- **Your instructions**:
Return all of the lines below exactly as they are.

** Start of Record extracts **

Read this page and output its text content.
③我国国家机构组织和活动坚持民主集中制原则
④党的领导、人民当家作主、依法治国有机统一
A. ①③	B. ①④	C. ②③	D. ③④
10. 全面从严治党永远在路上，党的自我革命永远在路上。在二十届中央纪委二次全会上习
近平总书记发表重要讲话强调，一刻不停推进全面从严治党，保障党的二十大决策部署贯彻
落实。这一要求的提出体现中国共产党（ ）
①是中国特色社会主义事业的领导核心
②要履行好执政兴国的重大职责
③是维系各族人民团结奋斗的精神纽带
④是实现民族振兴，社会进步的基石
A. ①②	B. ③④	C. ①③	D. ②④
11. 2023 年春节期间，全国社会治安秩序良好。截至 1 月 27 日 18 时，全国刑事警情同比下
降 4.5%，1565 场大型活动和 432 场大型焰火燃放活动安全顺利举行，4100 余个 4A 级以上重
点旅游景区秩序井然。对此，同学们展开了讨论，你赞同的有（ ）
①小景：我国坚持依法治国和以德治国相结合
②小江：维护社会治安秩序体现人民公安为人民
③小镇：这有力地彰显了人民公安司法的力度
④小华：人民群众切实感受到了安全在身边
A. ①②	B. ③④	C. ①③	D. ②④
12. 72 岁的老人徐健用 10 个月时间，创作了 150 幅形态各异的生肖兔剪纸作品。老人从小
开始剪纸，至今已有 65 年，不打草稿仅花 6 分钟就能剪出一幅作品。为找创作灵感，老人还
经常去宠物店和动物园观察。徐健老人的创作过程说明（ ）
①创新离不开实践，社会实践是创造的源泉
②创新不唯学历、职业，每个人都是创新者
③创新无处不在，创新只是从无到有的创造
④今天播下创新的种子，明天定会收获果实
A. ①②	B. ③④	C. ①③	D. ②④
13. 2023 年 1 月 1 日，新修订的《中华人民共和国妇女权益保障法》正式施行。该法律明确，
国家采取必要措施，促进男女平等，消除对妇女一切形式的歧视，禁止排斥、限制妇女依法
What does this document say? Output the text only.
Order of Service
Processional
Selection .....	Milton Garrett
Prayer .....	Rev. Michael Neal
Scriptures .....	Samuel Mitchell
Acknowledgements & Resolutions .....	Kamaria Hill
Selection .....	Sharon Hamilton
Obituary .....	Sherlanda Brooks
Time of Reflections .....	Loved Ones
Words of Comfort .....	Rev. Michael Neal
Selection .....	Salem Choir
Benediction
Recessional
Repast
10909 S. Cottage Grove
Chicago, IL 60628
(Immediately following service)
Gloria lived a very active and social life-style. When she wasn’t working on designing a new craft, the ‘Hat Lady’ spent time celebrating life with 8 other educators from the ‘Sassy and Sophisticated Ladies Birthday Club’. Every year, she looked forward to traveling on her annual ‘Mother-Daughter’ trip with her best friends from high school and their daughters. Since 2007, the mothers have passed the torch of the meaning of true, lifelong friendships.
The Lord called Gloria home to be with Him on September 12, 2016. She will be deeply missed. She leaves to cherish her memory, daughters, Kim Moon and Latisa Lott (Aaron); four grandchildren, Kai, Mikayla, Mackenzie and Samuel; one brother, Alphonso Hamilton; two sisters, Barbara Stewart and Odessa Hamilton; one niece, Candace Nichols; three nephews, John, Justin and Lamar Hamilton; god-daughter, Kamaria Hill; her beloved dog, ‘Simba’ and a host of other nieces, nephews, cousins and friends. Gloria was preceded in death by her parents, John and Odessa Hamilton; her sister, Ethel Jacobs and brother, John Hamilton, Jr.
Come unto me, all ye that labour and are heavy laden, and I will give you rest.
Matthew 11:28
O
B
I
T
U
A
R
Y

** End of Record extracts **

- **Task answer**:
Read this page and output its text content.
③我国国家机构组织和活动坚持民主集中制原则
④党的领导、人民当家作主、依法治国有机统一
A. ①③	B. ①④	C. ②③	D. ③④
10. 全面从严治党永远在路上，党的自我革命永远在路上。在二十届中央纪委二次全会上习
近平总书记发表重要讲话强调，一刻不停推进全面从严治党，保障党的二十大决策部署贯彻
落实。这一要求的提出体现中国共产党（ ）
①是中国特色社会主义事业的领导核心
②要履行好执政兴国的重大职责
③是维系各族人民团结奋斗的精神纽带
④是实现民族振兴，社会进步的基石
A. ①②	B. ③④	C. ①③	D. ②④
11. 2023 年春节期间，全国社会治安秩序良好。截至 1 月 27 日 18 时，全国刑事警情同比下
降 4.5%，1565 场大型活动和 432 场大型焰火燃放活动安全顺利举行，4100 余个 4A 级以上重
点旅游景区秩序井然。对此，同学们展开了讨论，你赞同的有（ ）
①小景：我国坚持依法治国和以德治国相结合
②小江：维护社会治安秩序体现人民公安为人民
③小镇：这有力地彰显了人民公安司法的力度
④小华：人民群众切实感受到了安全在身边
A. ①②	B. ③④	C. ①③	D. ②④
12. 72 岁的老人徐健用 10 个月时间，创作了 150 幅形态各异的生肖兔剪纸作品。老人从小
开始剪纸，至今已有 65 年，不打草稿仅花 6 分钟就能剪出一幅作品。为找创作灵感，老人还
经常去宠物店和动物园观察。徐健老人的创作过程说明（ ）
①创新离不开实践，社会实践是创造的源泉
②创新不唯学历、职业，每个人都是创新者
③创新无处不在，创新只是从无到有的创造
④今天播下创新的种子，明天定会收获果实
A. ①②	B. ③④	C. ①③	D. ②④
13. 2023 年 1 月 1 日，新修订的《中华人民共和国妇女权益保障法》正式施行。该法律明确，
国家采取必要措施，促进男女平等，消除对妇女一切形式的歧视，禁止排斥、限制妇女依法
What does this document say? Output the text only.
Order of Service
Processional
Selection .....	Milton Garrett
Prayer .....	Rev. Michael Neal
Scriptures .....	Samuel Mitchell
Acknowledgements & Resolutions .....	Kamaria Hill
Selection .....	Sharon Hamilton
Obituary .....	Sherlanda Brooks
Time of Reflections .....	Loved Ones
Words of Comfort .....	Rev. Michael Neal
Selection .....	Salem Choir
Benediction
Recessional
Repast
10909 S. Cottage Grove
Chicago, IL 60628
(Immediately following service)
Gloria lived a very active and social life-style. When she wasn’t working on designing a new craft, the ‘Hat Lady’ spent time celebrating life with 8 other educators from the ‘Sassy and Sophisticated Ladies Birthday Club’. Every year, she looked forward to traveling on her annual ‘Mother-Daughter’ trip with her best friends from high school and their daughters. Since 2007, the mothers have passed the torch of the meaning of true, lifelong friendships.
The Lord called Gloria home to be with Him on September 12, 2016. She will be deeply missed. She leaves to cherish her memory, daughters, Kim Moon and Latisa Lott (Aaron); four grandchildren, Kai, Mikayla, Mackenzie and Samuel; one brother, Alphonso Hamilton; two sisters, Barbara Stewart and Odessa Hamilton; one niece, Candace Nichols; three nephews, John, Justin and Lamar Hamilton; god-daughter, Kamaria Hill; her beloved dog, ‘Simba’ and a host of other nieces, nephews, cousins and friends. Gloria was preceded in death by her parents, John and Odessa Hamilton; her sister, Ethel Jacobs and brother, John Hamilton, Jr.
Come unto me, all ye that labour and are heavy laden, and I will give you rest.
Matthew 11:28
O
B
I
T
U
A
R
Y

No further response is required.